▶ **Aim of the exercise**:
Can you write out the listing below line for line, without changing a single character?
Start of Material
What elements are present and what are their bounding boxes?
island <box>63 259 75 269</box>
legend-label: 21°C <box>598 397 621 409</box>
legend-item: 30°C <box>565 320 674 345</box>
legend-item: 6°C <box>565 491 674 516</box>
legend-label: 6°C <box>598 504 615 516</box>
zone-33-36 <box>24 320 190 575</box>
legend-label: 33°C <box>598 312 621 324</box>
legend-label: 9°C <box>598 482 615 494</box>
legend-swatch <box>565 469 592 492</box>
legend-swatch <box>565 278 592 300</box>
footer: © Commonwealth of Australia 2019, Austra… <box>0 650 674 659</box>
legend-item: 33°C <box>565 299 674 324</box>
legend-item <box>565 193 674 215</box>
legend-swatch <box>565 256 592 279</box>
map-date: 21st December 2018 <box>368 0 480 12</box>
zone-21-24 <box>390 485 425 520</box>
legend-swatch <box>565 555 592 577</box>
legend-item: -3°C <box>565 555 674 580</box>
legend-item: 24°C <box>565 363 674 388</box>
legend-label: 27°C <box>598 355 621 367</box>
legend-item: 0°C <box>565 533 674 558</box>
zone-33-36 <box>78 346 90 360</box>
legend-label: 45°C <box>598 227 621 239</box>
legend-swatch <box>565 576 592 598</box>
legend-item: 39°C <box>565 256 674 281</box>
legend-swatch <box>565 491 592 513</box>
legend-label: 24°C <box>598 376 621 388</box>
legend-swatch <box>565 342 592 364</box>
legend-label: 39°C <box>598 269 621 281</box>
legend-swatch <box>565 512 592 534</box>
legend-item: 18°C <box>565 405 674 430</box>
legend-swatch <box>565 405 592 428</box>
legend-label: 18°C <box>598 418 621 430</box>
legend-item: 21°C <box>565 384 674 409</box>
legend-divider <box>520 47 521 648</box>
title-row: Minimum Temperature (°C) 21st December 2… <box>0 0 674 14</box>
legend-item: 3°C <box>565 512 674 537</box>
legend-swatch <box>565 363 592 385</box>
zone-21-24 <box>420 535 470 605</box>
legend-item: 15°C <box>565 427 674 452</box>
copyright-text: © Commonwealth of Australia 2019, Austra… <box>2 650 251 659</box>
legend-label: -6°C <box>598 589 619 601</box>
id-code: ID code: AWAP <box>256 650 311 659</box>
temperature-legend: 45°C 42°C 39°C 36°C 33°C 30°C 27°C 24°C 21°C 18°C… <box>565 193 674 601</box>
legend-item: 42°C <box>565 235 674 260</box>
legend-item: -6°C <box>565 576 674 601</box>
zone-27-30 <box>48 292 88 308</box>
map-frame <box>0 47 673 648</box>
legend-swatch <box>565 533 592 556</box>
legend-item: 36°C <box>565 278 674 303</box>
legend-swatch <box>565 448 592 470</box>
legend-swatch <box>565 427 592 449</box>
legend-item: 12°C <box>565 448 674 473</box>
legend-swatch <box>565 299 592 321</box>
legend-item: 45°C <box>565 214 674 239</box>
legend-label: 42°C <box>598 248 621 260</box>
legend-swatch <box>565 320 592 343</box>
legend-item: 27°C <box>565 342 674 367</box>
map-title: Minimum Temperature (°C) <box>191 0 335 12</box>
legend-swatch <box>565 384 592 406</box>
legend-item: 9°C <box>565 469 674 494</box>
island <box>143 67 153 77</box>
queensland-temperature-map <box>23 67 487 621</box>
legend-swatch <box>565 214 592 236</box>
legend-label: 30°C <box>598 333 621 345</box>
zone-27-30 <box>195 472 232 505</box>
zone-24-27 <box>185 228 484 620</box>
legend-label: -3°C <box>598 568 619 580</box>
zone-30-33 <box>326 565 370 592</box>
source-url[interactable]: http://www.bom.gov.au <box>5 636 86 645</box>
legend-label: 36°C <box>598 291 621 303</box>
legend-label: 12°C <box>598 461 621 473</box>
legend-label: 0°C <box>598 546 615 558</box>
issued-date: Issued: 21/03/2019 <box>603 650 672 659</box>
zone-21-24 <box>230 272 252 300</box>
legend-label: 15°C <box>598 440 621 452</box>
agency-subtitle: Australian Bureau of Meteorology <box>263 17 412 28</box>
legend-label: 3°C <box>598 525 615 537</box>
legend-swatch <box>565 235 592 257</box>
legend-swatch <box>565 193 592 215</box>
End of Material
▶ **Full answer**:
What elements are present and what are their bounding boxes?
island <box>63 259 75 269</box>
legend-label: 21°C <box>598 397 621 409</box>
legend-item: 30°C <box>565 320 674 345</box>
legend-item: 6°C <box>565 491 674 516</box>
legend-label: 6°C <box>598 504 615 516</box>
zone-33-36 <box>24 320 190 575</box>
legend-label: 33°C <box>598 312 621 324</box>
legend-label: 9°C <box>598 482 615 494</box>
legend-swatch <box>565 469 592 492</box>
legend-swatch <box>565 278 592 300</box>
footer: © Commonwealth of Australia 2019, Austra… <box>0 650 674 659</box>
legend-item: 33°C <box>565 299 674 324</box>
legend-item <box>565 193 674 215</box>
legend-swatch <box>565 256 592 279</box>
map-date: 21st December 2018 <box>368 0 480 12</box>
zone-21-24 <box>390 485 425 520</box>
legend-swatch <box>565 555 592 577</box>
legend-item: -3°C <box>565 555 674 580</box>
legend-item: 24°C <box>565 363 674 388</box>
legend-label: 27°C <box>598 355 621 367</box>
legend-item: 0°C <box>565 533 674 558</box>
zone-33-36 <box>78 346 90 360</box>
legend-label: 45°C <box>598 227 621 239</box>
legend-swatch <box>565 576 592 598</box>
legend-item: 39°C <box>565 256 674 281</box>
legend-swatch <box>565 491 592 513</box>
legend-label: 24°C <box>598 376 621 388</box>
legend-swatch <box>565 342 592 364</box>
legend-label: 39°C <box>598 269 621 281</box>
legend-swatch <box>565 512 592 534</box>
legend-item: 18°C <box>565 405 674 430</box>
legend-swatch <box>565 405 592 428</box>
legend-label: 18°C <box>598 418 621 430</box>
legend-item: 21°C <box>565 384 674 409</box>
legend-divider <box>520 47 521 648</box>
title-row: Minimum Temperature (°C) 21st December 2… <box>0 0 674 14</box>
legend-item: 3°C <box>565 512 674 537</box>
legend-swatch <box>565 363 592 385</box>
zone-21-24 <box>420 535 470 605</box>
legend-item: 15°C <box>565 427 674 452</box>
copyright-text: © Commonwealth of Australia 2019, Austra… <box>2 650 251 659</box>
legend-label: -6°C <box>598 589 619 601</box>
id-code: ID code: AWAP <box>256 650 311 659</box>
temperature-legend: 45°C 42°C 39°C 36°C 33°C 30°C 27°C 24°C 21°C 18°C… <box>565 193 674 601</box>
legend-item: 42°C <box>565 235 674 260</box>
legend-item: -6°C <box>565 576 674 601</box>
zone-27-30 <box>48 292 88 308</box>
map-frame <box>0 47 673 648</box>
legend-swatch <box>565 533 592 556</box>
legend-item: 36°C <box>565 278 674 303</box>
legend-swatch <box>565 448 592 470</box>
legend-swatch <box>565 427 592 449</box>
legend-item: 12°C <box>565 448 674 473</box>
legend-swatch <box>565 299 592 321</box>
legend-item: 45°C <box>565 214 674 239</box>
legend-label: 42°C <box>598 248 621 260</box>
legend-swatch <box>565 320 592 343</box>
legend-item: 27°C <box>565 342 674 367</box>
map-title: Minimum Temperature (°C) <box>191 0 335 12</box>
legend-swatch <box>565 384 592 406</box>
legend-item: 9°C <box>565 469 674 494</box>
island <box>143 67 153 77</box>
queensland-temperature-map <box>23 67 487 621</box>
legend-swatch <box>565 214 592 236</box>
legend-label: 30°C <box>598 333 621 345</box>
zone-27-30 <box>195 472 232 505</box>
zone-24-27 <box>185 228 484 620</box>
legend-label: -3°C <box>598 568 619 580</box>
zone-30-33 <box>326 565 370 592</box>
source-url[interactable]: http://www.bom.gov.au <box>5 636 86 645</box>
legend-label: 36°C <box>598 291 621 303</box>
legend-label: 12°C <box>598 461 621 473</box>
legend-label: 0°C <box>598 546 615 558</box>
issued-date: Issued: 21/03/2019 <box>603 650 672 659</box>
zone-21-24 <box>230 272 252 300</box>
legend-label: 15°C <box>598 440 621 452</box>
agency-subtitle: Australian Bureau of Meteorology <box>263 17 412 28</box>
legend-label: 3°C <box>598 525 615 537</box>
legend-swatch <box>565 235 592 257</box>
legend-swatch <box>565 193 592 215</box>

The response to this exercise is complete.